BEGIN Data to use

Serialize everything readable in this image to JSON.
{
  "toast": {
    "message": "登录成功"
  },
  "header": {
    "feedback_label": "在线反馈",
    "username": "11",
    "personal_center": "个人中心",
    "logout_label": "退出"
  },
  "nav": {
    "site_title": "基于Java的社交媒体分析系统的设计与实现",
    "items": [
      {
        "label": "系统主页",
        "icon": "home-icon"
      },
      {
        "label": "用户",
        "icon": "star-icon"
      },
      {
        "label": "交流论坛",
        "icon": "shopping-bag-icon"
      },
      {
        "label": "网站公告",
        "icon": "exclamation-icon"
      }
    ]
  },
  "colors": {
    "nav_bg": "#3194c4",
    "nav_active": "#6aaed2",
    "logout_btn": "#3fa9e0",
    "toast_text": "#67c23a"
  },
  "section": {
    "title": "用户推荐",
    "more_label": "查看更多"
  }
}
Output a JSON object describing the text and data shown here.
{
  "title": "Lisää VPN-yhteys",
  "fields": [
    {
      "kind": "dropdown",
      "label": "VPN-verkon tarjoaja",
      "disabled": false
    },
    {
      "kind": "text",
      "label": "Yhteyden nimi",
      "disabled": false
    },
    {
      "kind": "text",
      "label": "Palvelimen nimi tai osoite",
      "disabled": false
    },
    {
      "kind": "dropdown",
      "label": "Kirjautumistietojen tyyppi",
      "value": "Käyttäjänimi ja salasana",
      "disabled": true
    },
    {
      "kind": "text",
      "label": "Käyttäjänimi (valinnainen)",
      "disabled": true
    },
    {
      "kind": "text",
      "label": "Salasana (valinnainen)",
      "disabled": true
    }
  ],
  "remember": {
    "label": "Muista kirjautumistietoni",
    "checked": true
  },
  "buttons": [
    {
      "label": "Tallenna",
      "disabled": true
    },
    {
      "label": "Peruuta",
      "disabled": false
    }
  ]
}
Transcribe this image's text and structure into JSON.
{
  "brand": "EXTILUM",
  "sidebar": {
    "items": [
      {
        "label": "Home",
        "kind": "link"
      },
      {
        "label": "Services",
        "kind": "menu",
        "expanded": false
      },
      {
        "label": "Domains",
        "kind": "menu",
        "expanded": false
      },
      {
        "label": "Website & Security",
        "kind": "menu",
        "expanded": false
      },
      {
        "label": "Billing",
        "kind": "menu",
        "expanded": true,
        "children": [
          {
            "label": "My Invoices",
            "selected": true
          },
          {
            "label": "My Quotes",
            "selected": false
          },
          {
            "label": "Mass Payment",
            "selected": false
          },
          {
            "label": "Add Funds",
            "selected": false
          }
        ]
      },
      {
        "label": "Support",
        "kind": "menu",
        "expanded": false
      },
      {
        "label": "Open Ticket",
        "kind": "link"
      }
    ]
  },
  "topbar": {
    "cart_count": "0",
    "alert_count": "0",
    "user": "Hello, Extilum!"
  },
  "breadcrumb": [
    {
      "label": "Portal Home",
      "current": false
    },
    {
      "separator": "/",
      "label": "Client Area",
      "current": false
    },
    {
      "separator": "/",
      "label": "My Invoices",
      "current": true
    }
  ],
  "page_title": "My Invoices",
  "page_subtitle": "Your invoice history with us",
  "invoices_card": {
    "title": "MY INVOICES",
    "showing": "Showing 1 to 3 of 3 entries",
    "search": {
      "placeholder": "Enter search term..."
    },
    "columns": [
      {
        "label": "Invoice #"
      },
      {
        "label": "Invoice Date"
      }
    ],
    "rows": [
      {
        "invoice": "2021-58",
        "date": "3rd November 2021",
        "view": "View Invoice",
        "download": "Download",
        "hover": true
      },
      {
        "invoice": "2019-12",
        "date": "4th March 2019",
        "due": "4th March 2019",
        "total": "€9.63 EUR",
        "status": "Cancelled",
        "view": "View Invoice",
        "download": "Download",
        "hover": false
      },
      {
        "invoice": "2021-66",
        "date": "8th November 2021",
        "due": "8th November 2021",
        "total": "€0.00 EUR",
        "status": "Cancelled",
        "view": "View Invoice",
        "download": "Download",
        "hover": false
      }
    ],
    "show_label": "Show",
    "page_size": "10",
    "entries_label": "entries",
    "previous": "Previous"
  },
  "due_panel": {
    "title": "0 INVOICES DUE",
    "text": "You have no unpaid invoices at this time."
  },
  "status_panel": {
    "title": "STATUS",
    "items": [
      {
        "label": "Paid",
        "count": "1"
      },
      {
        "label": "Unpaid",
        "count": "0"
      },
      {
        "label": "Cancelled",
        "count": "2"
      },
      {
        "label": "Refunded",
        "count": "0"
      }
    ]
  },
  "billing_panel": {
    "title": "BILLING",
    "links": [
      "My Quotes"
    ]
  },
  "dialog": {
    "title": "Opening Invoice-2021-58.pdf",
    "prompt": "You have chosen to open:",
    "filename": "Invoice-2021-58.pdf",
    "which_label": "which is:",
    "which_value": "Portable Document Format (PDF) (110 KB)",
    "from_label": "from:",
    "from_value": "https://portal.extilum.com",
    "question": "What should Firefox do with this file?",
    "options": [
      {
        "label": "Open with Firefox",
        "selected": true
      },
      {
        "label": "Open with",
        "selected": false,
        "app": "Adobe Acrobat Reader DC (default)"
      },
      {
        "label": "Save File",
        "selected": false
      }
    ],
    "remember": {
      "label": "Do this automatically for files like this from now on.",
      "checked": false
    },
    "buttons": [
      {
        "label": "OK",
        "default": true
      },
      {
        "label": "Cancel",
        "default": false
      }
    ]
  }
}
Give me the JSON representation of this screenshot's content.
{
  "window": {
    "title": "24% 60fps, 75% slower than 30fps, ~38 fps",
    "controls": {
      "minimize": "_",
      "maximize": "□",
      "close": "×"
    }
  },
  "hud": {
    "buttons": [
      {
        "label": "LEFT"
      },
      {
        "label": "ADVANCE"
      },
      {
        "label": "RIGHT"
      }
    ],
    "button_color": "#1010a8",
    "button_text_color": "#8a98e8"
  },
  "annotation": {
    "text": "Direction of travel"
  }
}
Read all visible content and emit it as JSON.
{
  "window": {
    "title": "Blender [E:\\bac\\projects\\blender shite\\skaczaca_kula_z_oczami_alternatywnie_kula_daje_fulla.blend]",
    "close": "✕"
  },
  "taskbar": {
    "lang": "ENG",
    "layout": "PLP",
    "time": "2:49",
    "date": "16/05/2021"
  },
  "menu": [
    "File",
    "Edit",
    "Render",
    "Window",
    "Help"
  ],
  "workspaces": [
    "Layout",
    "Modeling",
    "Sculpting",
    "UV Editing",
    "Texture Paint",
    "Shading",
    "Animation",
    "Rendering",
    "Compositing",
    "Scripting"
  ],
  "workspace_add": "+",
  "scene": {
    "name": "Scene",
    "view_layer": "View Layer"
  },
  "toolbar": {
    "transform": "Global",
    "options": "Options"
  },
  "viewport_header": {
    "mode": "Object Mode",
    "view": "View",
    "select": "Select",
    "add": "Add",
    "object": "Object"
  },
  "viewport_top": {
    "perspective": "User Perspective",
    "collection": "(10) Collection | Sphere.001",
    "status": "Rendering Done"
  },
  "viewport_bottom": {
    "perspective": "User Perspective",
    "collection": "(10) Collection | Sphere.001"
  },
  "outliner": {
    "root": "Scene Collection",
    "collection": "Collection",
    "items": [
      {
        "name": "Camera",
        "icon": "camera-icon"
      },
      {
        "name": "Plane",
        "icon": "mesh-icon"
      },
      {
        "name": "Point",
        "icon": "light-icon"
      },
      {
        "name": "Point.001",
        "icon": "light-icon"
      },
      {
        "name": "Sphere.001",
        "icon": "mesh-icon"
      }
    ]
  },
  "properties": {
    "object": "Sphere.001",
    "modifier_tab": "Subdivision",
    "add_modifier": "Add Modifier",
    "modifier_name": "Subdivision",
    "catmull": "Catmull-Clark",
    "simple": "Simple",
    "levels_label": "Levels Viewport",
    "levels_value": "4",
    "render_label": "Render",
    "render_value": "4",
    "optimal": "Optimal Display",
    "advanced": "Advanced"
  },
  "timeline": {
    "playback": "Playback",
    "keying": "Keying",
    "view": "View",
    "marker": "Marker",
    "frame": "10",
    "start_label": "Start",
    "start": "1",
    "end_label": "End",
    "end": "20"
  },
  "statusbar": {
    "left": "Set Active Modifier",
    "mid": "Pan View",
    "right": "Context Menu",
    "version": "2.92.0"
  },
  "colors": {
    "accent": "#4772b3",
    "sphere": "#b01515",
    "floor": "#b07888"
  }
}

END Data to use

• [Short task] Select every line in the material above where the string "entries" occurs, and copy it.

• [Result]
    "showing": "Showing 1 to 3 of 3 entries",
    "entries_label": "entries",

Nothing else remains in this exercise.